◆ **Description of the task**:
Only the pictures are to be left out; set down the rest of the records exactly.

====== Dataset records ======

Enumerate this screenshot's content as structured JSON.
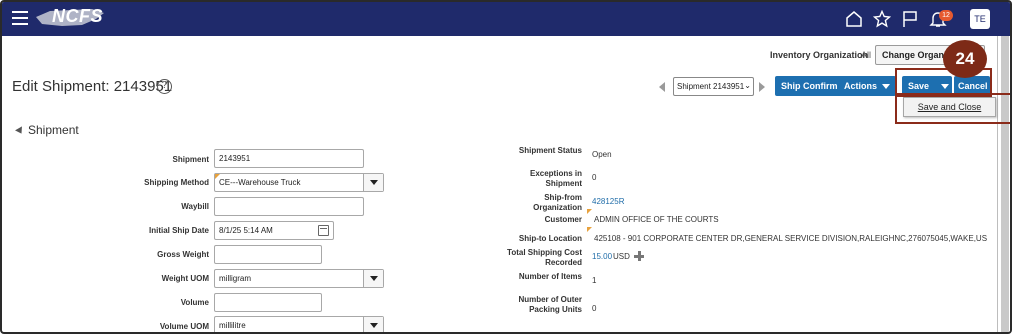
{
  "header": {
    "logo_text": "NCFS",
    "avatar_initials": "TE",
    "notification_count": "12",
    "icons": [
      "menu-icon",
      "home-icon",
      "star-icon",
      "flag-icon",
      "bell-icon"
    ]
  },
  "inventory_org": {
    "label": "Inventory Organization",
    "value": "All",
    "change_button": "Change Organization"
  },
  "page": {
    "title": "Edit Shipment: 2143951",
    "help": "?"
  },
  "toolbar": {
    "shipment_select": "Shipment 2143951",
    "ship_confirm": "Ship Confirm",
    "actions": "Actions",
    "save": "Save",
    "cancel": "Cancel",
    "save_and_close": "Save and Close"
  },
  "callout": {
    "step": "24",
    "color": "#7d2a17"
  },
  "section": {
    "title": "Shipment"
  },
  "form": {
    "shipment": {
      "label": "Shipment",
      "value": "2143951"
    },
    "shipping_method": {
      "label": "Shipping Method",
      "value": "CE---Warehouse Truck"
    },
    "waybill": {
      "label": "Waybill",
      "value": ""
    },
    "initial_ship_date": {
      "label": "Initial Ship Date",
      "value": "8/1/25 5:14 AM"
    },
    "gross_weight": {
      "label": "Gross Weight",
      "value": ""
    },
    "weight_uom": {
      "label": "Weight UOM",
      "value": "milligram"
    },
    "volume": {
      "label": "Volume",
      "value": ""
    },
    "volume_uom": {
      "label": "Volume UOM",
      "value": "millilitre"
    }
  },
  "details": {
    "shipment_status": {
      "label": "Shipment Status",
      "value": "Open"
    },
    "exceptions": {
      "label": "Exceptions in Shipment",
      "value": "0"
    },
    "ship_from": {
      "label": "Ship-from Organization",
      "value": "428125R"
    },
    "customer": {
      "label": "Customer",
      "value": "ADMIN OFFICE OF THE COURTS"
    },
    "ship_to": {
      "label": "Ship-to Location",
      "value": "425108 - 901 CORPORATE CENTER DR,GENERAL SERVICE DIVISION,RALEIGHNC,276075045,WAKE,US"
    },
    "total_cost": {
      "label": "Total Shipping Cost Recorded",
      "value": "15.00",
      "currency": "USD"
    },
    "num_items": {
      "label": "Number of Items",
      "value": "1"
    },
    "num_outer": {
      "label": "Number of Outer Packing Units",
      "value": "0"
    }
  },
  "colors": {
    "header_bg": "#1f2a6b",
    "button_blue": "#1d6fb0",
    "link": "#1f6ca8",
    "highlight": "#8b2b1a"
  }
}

======

◆ **Written answer**:
Enumerate this screenshot's content as structured JSON.
{
  "header": {
    "logo_text": "NCFS",
    "avatar_initials": "TE",
    "notification_count": "12",
    "icons": [
      "menu-icon",
      "home-icon",
      "star-icon",
      "flag-icon",
      "bell-icon"
    ]
  },
  "inventory_org": {
    "label": "Inventory Organization",
    "value": "All",
    "change_button": "Change Organization"
  },
  "page": {
    "title": "Edit Shipment: 2143951",
    "help": "?"
  },
  "toolbar": {
    "shipment_select": "Shipment 2143951",
    "ship_confirm": "Ship Confirm",
    "actions": "Actions",
    "save": "Save",
    "cancel": "Cancel",
    "save_and_close": "Save and Close"
  },
  "callout": {
    "step": "24",
    "color": "#7d2a17"
  },
  "section": {
    "title": "Shipment"
  },
  "form": {
    "shipment": {
      "label": "Shipment",
      "value": "2143951"
    },
    "shipping_method": {
      "label": "Shipping Method",
      "value": "CE---Warehouse Truck"
    },
    "waybill": {
      "label": "Waybill",
      "value": ""
    },
    "initial_ship_date": {
      "label": "Initial Ship Date",
      "value": "8/1/25 5:14 AM"
    },
    "gross_weight": {
      "label": "Gross Weight",
      "value": ""
    },
    "weight_uom": {
      "label": "Weight UOM",
      "value": "milligram"
    },
    "volume": {
      "label": "Volume",
      "value": ""
    },
    "volume_uom": {
      "label": "Volume UOM",
      "value": "millilitre"
    }
  },
  "details": {
    "shipment_status": {
      "label": "Shipment Status",
      "value": "Open"
    },
    "exceptions": {
      "label": "Exceptions in Shipment",
      "value": "0"
    },
    "ship_from": {
      "label": "Ship-from Organization",
      "value": "428125R"
    },
    "customer": {
      "label": "Customer",
      "value": "ADMIN OFFICE OF THE COURTS"
    },
    "ship_to": {
      "label": "Ship-to Location",
      "value": "425108 - 901 CORPORATE CENTER DR,GENERAL SERVICE DIVISION,RALEIGHNC,276075045,WAKE,US"
    },
    "total_cost": {
      "label": "Total Shipping Cost Recorded",
      "value": "15.00",
      "currency": "USD"
    },
    "num_items": {
      "label": "Number of Items",
      "value": "1"
    },
    "num_outer": {
      "label": "Number of Outer Packing Units",
      "value": "0"
    }
  },
  "colors": {
    "header_bg": "#1f2a6b",
    "button_blue": "#1d6fb0",
    "link": "#1f6ca8",
    "highlight": "#8b2b1a"
  }
}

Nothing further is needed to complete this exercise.